Can you restate the records below word for word?
========
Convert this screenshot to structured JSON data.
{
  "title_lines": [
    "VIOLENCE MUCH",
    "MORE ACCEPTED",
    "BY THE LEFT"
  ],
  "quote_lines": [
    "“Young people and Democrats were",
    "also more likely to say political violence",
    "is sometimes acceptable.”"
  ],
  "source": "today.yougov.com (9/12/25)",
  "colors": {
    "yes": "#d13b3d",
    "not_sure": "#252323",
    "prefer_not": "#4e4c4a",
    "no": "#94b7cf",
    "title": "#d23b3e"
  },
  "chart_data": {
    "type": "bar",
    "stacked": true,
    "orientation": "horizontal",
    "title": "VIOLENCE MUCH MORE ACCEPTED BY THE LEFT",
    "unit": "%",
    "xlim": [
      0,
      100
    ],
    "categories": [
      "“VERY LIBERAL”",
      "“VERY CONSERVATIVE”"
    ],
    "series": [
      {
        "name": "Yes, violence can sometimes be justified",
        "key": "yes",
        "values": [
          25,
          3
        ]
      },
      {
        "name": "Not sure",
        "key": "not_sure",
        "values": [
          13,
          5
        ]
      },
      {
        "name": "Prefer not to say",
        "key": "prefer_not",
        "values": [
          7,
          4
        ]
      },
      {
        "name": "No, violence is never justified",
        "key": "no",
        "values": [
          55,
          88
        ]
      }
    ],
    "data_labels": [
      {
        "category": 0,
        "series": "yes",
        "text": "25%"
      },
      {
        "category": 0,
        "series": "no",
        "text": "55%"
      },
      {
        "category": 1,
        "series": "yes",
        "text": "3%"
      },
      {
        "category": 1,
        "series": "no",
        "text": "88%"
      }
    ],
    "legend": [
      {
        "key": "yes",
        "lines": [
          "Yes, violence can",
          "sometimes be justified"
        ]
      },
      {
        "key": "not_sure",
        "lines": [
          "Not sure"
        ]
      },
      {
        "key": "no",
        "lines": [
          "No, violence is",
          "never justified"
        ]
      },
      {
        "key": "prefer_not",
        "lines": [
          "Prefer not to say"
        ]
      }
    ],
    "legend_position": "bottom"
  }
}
========
• _Response to the task_
Convert this screenshot to structured JSON data.
{
  "title_lines": [
    "VIOLENCE MUCH",
    "MORE ACCEPTED",
    "BY THE LEFT"
  ],
  "quote_lines": [
    "“Young people and Democrats were",
    "also more likely to say political violence",
    "is sometimes acceptable.”"
  ],
  "source": "today.yougov.com (9/12/25)",
  "colors": {
    "yes": "#d13b3d",
    "not_sure": "#252323",
    "prefer_not": "#4e4c4a",
    "no": "#94b7cf",
    "title": "#d23b3e"
  },
  "chart_data": {
    "type": "bar",
    "stacked": true,
    "orientation": "horizontal",
    "title": "VIOLENCE MUCH MORE ACCEPTED BY THE LEFT",
    "unit": "%",
    "xlim": [
      0,
      100
    ],
    "categories": [
      "“VERY LIBERAL”",
      "“VERY CONSERVATIVE”"
    ],
    "series": [
      {
        "name": "Yes, violence can sometimes be justified",
        "key": "yes",
        "values": [
          25,
          3
        ]
      },
      {
        "name": "Not sure",
        "key": "not_sure",
        "values": [
          13,
          5
        ]
      },
      {
        "name": "Prefer not to say",
        "key": "prefer_not",
        "values": [
          7,
          4
        ]
      },
      {
        "name": "No, violence is never justified",
        "key": "no",
        "values": [
          55,
          88
        ]
      }
    ],
    "data_labels": [
      {
        "category": 0,
        "series": "yes",
        "text": "25%"
      },
      {
        "category": 0,
        "series": "no",
        "text": "55%"
      },
      {
        "category": 1,
        "series": "yes",
        "text": "3%"
      },
      {
        "category": 1,
        "series": "no",
        "text": "88%"
      }
    ],
    "legend": [
      {
        "key": "yes",
        "lines": [
          "Yes, violence can",
          "sometimes be justified"
        ]
      },
      {
        "key": "not_sure",
        "lines": [
          "Not sure"
        ]
      },
      {
        "key": "no",
        "lines": [
          "No, violence is",
          "never justified"
        ]
      },
      {
        "key": "prefer_not",
        "lines": [
          "Prefer not to say"
        ]
      }
    ],
    "legend_position": "bottom"
  }
}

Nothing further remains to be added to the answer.